▸ **WRITTEN TASK**
Return the items verbatim, starting with the first line and going on through the line that contains "time-tick-label: 26 bbox=[196, 540, 204, 547]", with both of those lines included.

▸ **RECORDS PROVIDED**
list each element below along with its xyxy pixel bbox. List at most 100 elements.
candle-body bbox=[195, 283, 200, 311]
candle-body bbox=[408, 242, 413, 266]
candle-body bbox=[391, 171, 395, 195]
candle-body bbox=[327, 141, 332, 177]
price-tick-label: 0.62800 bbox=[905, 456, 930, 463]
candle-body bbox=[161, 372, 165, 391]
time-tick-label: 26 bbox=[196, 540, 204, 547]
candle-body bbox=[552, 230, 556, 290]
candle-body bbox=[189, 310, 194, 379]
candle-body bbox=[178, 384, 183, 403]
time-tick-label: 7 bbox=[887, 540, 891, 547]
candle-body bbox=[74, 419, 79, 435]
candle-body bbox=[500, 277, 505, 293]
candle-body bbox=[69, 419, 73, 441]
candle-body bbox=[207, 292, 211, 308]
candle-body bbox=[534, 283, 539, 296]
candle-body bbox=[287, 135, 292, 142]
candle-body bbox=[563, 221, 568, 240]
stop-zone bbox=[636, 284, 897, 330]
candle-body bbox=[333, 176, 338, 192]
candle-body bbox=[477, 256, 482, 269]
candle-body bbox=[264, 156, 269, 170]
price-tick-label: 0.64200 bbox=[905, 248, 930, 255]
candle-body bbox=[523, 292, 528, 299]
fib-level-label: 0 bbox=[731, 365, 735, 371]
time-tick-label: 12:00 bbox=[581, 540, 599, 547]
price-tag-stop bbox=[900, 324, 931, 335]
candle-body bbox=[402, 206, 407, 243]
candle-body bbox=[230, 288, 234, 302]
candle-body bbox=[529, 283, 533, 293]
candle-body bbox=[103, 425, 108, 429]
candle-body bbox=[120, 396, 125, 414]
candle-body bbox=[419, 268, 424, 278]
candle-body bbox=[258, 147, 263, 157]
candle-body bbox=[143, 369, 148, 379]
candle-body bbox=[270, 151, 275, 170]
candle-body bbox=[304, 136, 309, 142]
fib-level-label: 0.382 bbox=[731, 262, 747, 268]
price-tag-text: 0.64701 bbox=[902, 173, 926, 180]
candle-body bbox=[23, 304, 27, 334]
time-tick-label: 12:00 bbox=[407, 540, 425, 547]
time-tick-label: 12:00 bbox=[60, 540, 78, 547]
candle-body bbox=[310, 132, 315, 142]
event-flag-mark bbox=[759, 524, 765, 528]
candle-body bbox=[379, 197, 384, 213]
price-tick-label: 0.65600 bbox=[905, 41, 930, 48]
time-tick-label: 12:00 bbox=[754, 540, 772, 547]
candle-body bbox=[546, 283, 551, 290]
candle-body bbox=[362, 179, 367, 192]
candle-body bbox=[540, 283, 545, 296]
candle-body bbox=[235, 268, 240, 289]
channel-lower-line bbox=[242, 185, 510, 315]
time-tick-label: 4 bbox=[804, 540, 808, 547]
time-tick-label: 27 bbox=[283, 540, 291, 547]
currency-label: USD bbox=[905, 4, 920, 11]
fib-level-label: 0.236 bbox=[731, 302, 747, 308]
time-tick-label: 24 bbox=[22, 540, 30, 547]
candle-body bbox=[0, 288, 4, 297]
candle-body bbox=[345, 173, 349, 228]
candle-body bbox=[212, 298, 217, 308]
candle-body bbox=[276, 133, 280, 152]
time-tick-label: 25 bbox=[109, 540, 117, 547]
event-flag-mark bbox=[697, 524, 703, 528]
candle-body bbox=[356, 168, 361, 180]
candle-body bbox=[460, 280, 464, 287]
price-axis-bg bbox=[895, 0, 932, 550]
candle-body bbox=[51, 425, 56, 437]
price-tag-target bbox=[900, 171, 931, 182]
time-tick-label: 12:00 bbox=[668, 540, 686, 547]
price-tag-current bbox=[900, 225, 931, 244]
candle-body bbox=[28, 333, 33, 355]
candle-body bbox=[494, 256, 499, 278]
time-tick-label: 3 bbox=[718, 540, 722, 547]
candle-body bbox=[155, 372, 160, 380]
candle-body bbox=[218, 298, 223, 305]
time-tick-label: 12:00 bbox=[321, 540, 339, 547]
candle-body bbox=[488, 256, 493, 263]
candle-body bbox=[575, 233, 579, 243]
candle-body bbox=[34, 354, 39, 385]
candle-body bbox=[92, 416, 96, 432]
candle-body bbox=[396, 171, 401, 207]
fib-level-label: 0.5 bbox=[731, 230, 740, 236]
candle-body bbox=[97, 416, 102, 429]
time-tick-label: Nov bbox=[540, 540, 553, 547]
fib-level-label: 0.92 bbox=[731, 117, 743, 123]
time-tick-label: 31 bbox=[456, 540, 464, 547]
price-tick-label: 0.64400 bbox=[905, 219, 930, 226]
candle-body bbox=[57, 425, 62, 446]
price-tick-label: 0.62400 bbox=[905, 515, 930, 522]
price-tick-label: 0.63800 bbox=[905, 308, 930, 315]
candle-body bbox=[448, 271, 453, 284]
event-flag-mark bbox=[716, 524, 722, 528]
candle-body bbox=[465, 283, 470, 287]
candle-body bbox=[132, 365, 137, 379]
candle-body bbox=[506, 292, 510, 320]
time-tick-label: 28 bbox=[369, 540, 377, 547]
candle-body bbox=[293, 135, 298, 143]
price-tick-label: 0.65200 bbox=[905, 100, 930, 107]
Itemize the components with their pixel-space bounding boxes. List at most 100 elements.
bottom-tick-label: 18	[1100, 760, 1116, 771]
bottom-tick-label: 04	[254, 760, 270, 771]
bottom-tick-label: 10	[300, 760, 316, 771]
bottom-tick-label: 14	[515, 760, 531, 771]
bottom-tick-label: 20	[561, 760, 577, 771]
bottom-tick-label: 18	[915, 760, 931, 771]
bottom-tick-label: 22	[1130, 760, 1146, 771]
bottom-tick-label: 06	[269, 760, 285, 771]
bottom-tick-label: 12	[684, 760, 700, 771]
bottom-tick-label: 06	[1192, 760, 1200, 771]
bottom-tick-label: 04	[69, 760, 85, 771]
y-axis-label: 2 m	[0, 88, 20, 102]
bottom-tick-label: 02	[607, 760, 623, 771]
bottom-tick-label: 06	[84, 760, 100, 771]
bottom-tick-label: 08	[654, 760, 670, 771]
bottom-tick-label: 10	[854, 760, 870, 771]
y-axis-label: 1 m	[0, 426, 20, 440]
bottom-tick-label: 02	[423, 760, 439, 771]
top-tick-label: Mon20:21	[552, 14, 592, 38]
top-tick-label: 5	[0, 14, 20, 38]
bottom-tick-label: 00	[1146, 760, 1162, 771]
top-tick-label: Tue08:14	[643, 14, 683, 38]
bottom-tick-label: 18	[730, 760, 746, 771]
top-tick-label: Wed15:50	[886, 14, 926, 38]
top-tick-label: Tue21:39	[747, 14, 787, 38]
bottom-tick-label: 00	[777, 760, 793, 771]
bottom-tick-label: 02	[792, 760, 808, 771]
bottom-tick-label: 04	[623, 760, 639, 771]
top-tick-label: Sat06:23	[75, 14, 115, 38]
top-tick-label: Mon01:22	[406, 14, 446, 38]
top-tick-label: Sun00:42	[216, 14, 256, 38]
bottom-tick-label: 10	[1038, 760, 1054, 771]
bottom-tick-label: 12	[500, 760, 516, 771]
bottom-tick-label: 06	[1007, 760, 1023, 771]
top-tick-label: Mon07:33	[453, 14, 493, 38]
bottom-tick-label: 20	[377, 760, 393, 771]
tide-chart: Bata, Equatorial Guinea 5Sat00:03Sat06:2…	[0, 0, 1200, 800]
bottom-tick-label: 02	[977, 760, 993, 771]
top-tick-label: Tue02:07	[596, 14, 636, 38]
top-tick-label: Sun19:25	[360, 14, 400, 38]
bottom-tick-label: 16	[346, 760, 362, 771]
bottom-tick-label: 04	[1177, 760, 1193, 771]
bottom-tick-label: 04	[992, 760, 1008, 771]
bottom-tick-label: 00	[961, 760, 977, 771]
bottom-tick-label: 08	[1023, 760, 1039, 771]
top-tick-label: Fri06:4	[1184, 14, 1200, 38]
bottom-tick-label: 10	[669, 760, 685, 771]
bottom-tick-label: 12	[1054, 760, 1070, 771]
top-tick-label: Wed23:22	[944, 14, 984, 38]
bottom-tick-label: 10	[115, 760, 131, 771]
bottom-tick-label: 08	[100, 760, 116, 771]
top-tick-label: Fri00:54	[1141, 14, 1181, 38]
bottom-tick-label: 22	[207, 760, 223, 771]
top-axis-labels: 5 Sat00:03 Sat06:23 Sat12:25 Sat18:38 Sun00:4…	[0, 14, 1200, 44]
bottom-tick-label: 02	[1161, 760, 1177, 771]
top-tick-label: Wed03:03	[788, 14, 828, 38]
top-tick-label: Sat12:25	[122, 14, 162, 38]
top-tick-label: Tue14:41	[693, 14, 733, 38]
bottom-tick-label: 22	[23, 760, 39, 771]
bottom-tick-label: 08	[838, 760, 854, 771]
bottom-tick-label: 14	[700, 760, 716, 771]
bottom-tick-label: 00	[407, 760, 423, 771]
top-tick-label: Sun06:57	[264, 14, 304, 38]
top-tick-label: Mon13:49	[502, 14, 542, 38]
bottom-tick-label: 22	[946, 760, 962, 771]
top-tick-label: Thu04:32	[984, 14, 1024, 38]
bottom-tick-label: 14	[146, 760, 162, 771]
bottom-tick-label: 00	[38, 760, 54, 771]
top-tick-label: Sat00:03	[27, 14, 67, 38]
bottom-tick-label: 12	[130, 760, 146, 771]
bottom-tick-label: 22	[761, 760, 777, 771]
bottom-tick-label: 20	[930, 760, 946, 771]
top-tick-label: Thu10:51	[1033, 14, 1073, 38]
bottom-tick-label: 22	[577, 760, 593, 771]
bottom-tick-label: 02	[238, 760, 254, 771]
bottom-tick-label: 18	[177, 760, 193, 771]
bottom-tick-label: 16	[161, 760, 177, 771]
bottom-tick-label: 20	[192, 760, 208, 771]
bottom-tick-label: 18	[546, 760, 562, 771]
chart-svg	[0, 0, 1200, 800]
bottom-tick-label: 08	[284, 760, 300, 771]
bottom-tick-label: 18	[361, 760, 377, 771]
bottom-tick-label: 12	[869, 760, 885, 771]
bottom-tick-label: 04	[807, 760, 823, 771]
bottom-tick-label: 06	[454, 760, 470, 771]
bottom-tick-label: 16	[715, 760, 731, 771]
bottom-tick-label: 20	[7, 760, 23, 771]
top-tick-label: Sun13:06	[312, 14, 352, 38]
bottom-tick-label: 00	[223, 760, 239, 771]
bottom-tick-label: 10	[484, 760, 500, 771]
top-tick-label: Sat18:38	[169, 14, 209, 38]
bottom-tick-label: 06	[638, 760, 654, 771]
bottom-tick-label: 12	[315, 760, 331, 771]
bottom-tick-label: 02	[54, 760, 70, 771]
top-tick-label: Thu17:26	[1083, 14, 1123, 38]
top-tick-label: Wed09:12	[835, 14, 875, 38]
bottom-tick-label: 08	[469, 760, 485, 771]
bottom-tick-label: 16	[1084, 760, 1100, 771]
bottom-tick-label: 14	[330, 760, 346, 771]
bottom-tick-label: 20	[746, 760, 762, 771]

▸ **RESULT OF THIS EXERCISE**
list each element below along with its xyxy pixel bbox. List at most 100 elements.
candle-body bbox=[195, 283, 200, 311]
candle-body bbox=[408, 242, 413, 266]
candle-body bbox=[391, 171, 395, 195]
candle-body bbox=[327, 141, 332, 177]
price-tick-label: 0.62800 bbox=[905, 456, 930, 463]
candle-body bbox=[161, 372, 165, 391]
time-tick-label: 26 bbox=[196, 540, 204, 547]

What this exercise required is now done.